— START Material for this task —

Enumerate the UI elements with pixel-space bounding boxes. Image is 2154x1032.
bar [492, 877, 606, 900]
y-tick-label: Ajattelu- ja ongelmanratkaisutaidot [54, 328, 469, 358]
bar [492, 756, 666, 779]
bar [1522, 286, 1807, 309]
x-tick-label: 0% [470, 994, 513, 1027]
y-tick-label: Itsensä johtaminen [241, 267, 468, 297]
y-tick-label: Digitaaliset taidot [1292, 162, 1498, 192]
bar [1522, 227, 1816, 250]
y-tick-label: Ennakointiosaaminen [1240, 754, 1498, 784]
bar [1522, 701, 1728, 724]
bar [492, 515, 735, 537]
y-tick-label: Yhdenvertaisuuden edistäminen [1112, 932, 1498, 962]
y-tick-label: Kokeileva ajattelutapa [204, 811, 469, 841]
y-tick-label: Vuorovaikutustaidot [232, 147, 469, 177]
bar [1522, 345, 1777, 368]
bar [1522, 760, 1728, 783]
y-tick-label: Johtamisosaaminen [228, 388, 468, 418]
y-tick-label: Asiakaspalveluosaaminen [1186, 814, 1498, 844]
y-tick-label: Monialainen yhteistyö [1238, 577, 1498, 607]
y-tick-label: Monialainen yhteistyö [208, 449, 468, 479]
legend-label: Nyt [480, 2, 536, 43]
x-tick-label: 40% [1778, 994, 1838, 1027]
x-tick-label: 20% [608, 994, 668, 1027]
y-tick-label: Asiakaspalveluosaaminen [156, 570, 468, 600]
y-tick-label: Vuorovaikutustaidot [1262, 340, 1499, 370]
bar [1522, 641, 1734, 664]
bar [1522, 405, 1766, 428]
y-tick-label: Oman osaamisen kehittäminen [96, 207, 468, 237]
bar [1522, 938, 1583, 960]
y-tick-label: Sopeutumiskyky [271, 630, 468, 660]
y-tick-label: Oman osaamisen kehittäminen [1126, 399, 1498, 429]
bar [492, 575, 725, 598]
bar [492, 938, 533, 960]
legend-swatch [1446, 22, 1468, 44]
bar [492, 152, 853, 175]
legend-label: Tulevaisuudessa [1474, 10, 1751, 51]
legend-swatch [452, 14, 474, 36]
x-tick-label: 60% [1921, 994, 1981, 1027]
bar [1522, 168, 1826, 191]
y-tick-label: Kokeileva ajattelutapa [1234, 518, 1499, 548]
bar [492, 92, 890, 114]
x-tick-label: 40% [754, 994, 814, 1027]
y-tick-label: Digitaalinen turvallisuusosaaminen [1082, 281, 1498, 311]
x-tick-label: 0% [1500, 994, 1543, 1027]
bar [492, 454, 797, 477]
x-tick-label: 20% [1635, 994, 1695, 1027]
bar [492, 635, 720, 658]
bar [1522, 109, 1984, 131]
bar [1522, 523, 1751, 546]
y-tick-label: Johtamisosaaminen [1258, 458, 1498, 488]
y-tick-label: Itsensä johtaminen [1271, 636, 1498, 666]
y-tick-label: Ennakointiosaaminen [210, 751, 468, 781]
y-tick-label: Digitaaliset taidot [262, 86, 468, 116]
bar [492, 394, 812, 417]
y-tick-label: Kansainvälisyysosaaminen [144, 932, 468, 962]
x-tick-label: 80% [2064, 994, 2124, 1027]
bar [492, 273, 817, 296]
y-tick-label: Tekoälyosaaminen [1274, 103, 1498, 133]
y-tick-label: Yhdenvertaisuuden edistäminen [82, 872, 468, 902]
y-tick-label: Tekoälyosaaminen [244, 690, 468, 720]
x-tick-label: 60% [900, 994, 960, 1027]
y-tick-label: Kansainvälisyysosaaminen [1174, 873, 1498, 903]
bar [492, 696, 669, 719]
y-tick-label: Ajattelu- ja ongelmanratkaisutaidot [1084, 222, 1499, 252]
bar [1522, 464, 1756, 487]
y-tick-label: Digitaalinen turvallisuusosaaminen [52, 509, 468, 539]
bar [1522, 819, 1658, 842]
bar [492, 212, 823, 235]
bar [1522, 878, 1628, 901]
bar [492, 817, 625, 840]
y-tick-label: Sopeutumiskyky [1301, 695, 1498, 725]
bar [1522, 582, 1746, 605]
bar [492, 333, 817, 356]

— END Material for this task —

* **Task instructions**
Recast every line of the items above as a Markdown table with the columns "Number" and "Text", numbering the rows in order and leaving out blank lines.

* **Expected output**
| Number | Text |
|---|---|
| 1 | Enumerate the UI elements with pixel-space bounding boxes. Image is 2154x1032. |
| 2 | bar [492, 877, 606, 900] |
| 3 | y-tick-label: Ajattelu- ja ongelmanratkaisutaidot [54, 328, 469, 358] |
| 4 | bar [492, 756, 666, 779] |
| 5 | bar [1522, 286, 1807, 309] |
| 6 | x-tick-label: 0% [470, 994, 513, 1027] |
| 7 | y-tick-label: Itsensä johtaminen [241, 267, 468, 297] |
| 8 | y-tick-label: Digitaaliset taidot [1292, 162, 1498, 192] |
| 9 | bar [1522, 227, 1816, 250] |
| 10 | y-tick-label: Ennakointiosaaminen [1240, 754, 1498, 784] |
| 11 | bar [1522, 701, 1728, 724] |
| 12 | bar [492, 515, 735, 537] |
| 13 | y-tick-label: Yhdenvertaisuuden edistäminen [1112, 932, 1498, 962] |
| 14 | y-tick-label: Kokeileva ajattelutapa [204, 811, 469, 841] |
| 15 | y-tick-label: Vuorovaikutustaidot [232, 147, 469, 177] |
| 16 | bar [1522, 345, 1777, 368] |
| 17 | bar [1522, 760, 1728, 783] |
| 18 | y-tick-label: Johtamisosaaminen [228, 388, 468, 418] |
| 19 | y-tick-label: Asiakaspalveluosaaminen [1186, 814, 1498, 844] |
| 20 | y-tick-label: Monialainen yhteistyö [1238, 577, 1498, 607] |
| 21 | y-tick-label: Monialainen yhteistyö [208, 449, 468, 479] |
| 22 | legend-label: Nyt [480, 2, 536, 43] |
| 23 | x-tick-label: 40% [1778, 994, 1838, 1027] |
| 24 | x-tick-label: 20% [608, 994, 668, 1027] |
| 25 | y-tick-label: Asiakaspalveluosaaminen [156, 570, 468, 600] |
| 26 | y-tick-label: Vuorovaikutustaidot [1262, 340, 1499, 370] |
| 27 | bar [1522, 641, 1734, 664] |
| 28 | bar [1522, 405, 1766, 428] |
| 29 | y-tick-label: Oman osaamisen kehittäminen [96, 207, 468, 237] |
| 30 | bar [1522, 938, 1583, 960] |
| 31 | y-tick-label: Sopeutumiskyky [271, 630, 468, 660] |
| 32 | y-tick-label: Oman osaamisen kehittäminen [1126, 399, 1498, 429] |
| 33 | bar [492, 575, 725, 598] |
| 34 | bar [492, 938, 533, 960] |
| 35 | legend-swatch [1446, 22, 1468, 44] |
| 36 | bar [492, 152, 853, 175] |
| 37 | legend-label: Tulevaisuudessa [1474, 10, 1751, 51] |
| 38 | legend-swatch [452, 14, 474, 36] |
| 39 | x-tick-label: 60% [1921, 994, 1981, 1027] |
| 40 | bar [1522, 168, 1826, 191] |
| 41 | y-tick-label: Kokeileva ajattelutapa [1234, 518, 1499, 548] |
| 42 | bar [492, 92, 890, 114] |
| 43 | x-tick-label: 40% [754, 994, 814, 1027] |
| 44 | y-tick-label: Digitaalinen turvallisuusosaaminen [1082, 281, 1498, 311] |
| 45 | x-tick-label: 0% [1500, 994, 1543, 1027] |
| 46 | bar [492, 454, 797, 477] |
| 47 | x-tick-label: 20% [1635, 994, 1695, 1027] |
| 48 | bar [492, 635, 720, 658] |
| 49 | bar [1522, 109, 1984, 131] |
| 50 | bar [1522, 523, 1751, 546] |
| 51 | y-tick-label: Johtamisosaaminen [1258, 458, 1498, 488] |
| 52 | y-tick-label: Itsensä johtaminen [1271, 636, 1498, 666] |
| 53 | y-tick-label: Ennakointiosaaminen [210, 751, 468, 781] |
| 54 | y-tick-label: Digitaaliset taidot [262, 86, 468, 116] |
| 55 | bar [492, 394, 812, 417] |
| 56 | y-tick-label: Kansainvälisyysosaaminen [144, 932, 468, 962] |
| 57 | x-tick-label: 80% [2064, 994, 2124, 1027] |
| 58 | bar [492, 273, 817, 296] |
| 59 | y-tick-label: Tekoälyosaaminen [1274, 103, 1498, 133] |
| 60 | y-tick-label: Yhdenvertaisuuden edistäminen [82, 872, 468, 902] |
| 61 | y-tick-label: Tekoälyosaaminen [244, 690, 468, 720] |
| 62 | x-tick-label: 60% [900, 994, 960, 1027] |
| 63 | y-tick-label: Kansainvälisyysosaaminen [1174, 873, 1498, 903] |
| 64 | bar [492, 696, 669, 719] |
| 65 | y-tick-label: Ajattelu- ja ongelmanratkaisutaidot [1084, 222, 1499, 252] |
| 66 | bar [1522, 464, 1756, 487] |
| 67 | y-tick-label: Digitaalinen turvallisuusosaaminen [52, 509, 468, 539] |
| 68 | bar [1522, 819, 1658, 842] |
| 69 | bar [492, 212, 823, 235] |
| 70 | bar [1522, 878, 1628, 901] |
| 71 | bar [492, 817, 625, 840] |
| 72 | y-tick-label: Sopeutumiskyky [1301, 695, 1498, 725] |
| 73 | bar [1522, 582, 1746, 605] |
| 74 | bar [492, 333, 817, 356] |